─── Excerto selecionado ───
Claustro da Catedral de Bressanone: um tesouro da arte gótica
O Chiostro del Duomo di Bressanone, ou Claustro da Catedral de Bressanone, é um dos monumentos artísticos mais significativos do Tirol do Sul. Anexa à Catedral de Bressanone, esta estrutura medieval narra séculos de devoção religiosa e mecenato artístico por parte dos poderosos príncipes-bispos da cidade. As suas paredes, adornadas com extensos frescos góticos, oferecem um vislumbre vívido do passado da região.
Evolução arquitetónica
As origens do claustro remontam a tempos pré-românicos. Sofreu uma reconstrução significativa em estilo românico no século XII, antes de uma grande remodelação gótica no século XIV ter definido, em grande parte, a sua aparência atual. Esta transformação crucial foi encomendada pelo bispo Frederico de Erdingen e incluiu a adição de uma abóbada de cruzaria gótica. Um dos principais artesãos durante esta renovação foi um mestre chamado Utz(o), cujo túmulo se encontra na 13.ª arcada do claustro.
─── Registos ───
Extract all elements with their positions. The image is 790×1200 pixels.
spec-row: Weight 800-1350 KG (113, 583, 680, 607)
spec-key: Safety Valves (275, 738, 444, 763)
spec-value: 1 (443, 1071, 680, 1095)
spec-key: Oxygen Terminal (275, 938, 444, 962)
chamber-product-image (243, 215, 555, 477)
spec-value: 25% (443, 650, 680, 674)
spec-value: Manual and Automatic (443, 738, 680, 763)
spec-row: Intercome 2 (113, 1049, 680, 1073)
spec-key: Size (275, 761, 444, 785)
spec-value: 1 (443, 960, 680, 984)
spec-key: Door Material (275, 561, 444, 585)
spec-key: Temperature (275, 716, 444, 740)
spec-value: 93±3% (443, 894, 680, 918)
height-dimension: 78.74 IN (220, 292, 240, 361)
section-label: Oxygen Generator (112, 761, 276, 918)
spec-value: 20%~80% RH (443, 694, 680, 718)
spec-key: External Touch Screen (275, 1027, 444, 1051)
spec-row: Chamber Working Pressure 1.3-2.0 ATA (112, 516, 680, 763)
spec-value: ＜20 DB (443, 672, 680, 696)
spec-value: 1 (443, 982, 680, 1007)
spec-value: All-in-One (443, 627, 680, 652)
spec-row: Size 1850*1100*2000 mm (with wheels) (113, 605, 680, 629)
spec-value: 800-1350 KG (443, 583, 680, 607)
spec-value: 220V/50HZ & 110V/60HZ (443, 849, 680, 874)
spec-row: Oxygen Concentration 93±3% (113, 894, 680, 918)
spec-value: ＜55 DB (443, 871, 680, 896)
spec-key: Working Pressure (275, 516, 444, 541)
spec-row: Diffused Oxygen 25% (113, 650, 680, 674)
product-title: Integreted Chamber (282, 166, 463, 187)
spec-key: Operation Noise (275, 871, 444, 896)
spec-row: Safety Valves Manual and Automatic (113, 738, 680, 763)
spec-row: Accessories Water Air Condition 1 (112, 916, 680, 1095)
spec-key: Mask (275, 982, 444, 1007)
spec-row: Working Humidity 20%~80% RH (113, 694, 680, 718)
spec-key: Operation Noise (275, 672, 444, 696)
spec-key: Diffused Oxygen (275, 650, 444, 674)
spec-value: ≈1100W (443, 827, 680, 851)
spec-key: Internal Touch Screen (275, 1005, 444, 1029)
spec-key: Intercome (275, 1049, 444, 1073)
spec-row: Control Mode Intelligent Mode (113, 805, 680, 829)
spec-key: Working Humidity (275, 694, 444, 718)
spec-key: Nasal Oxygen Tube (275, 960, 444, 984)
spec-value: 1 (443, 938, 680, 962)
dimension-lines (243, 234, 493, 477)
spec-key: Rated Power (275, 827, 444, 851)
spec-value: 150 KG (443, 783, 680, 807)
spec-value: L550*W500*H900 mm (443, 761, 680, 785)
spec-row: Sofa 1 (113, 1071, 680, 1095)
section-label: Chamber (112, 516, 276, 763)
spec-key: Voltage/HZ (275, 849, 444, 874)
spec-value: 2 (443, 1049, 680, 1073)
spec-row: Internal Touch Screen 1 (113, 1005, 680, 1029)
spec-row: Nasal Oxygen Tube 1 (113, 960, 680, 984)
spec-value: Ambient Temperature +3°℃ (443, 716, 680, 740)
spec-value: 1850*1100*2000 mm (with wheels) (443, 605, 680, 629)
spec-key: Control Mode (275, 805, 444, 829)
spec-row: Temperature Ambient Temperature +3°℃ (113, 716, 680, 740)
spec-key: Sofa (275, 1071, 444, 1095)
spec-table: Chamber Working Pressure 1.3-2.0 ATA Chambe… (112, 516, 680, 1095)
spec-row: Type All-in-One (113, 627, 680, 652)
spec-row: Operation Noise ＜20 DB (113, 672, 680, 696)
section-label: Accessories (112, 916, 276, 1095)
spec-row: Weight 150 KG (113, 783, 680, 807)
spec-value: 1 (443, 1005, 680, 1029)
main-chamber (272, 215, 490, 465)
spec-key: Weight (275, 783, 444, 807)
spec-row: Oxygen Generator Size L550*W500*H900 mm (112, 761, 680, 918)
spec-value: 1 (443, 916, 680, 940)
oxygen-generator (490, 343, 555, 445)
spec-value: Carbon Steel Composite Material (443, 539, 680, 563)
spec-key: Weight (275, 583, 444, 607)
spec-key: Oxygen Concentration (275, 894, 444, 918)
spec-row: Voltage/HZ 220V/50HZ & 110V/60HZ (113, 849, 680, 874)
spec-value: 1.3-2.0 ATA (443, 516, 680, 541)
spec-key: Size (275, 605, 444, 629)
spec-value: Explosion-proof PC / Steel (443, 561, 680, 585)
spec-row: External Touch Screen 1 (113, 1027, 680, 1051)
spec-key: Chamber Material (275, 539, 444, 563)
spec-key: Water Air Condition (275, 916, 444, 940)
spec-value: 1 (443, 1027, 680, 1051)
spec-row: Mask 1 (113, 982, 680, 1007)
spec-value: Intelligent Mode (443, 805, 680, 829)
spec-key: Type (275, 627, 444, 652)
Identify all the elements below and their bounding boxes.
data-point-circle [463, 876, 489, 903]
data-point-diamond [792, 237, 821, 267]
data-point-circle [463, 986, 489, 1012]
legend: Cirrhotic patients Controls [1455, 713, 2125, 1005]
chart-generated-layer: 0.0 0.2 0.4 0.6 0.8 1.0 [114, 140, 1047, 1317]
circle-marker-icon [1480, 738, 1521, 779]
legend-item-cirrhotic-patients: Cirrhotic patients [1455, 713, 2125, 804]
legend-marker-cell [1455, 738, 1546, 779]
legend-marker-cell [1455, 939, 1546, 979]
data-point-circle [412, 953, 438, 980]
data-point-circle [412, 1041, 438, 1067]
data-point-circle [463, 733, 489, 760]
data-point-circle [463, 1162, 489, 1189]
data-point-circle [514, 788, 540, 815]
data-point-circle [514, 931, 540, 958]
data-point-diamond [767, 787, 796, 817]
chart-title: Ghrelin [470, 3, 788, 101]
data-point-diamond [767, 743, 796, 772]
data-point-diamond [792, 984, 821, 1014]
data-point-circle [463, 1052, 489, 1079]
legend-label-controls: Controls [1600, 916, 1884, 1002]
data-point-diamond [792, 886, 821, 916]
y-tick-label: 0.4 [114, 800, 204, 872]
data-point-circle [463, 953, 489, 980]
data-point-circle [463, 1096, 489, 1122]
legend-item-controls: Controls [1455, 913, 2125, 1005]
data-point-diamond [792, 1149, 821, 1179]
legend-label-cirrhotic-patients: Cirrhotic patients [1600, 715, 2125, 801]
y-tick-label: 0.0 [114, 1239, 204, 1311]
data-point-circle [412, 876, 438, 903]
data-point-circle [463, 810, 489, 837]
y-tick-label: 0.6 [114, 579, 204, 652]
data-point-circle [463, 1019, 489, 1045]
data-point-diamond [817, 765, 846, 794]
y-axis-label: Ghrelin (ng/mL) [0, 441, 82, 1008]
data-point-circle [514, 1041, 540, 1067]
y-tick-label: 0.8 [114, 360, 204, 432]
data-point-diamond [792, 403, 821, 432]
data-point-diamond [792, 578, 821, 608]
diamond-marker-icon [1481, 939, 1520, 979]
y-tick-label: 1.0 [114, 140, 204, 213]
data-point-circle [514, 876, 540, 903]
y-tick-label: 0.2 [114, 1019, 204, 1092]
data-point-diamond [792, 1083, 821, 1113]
───
(Descrição da tarefa) Transcreva, do excerto sobre o Claustro da Catedral de Bressanone, o trecho que começa nas palavras "Evolução arquitetónica" e termina após as palavras "arcada do claustro.".

(Resposta esperada)
Evolução arquitetónica
As origens do claustro remontam a tempos pré-românicos. Sofreu uma reconstrução significativa em estilo românico no século XII, antes de uma grande remodelação gótica no século XIV ter definido, em grande parte, a sua aparência atual. Esta transformação crucial foi encomendada pelo bispo Frederico de Erdingen e incluiu a adição de uma abóbada de cruzaria gótica. Um dos principais artesãos durante esta renovação foi um mestre chamado Utz(o), cujo túmulo se encontra na 13.ª arcada do claustro.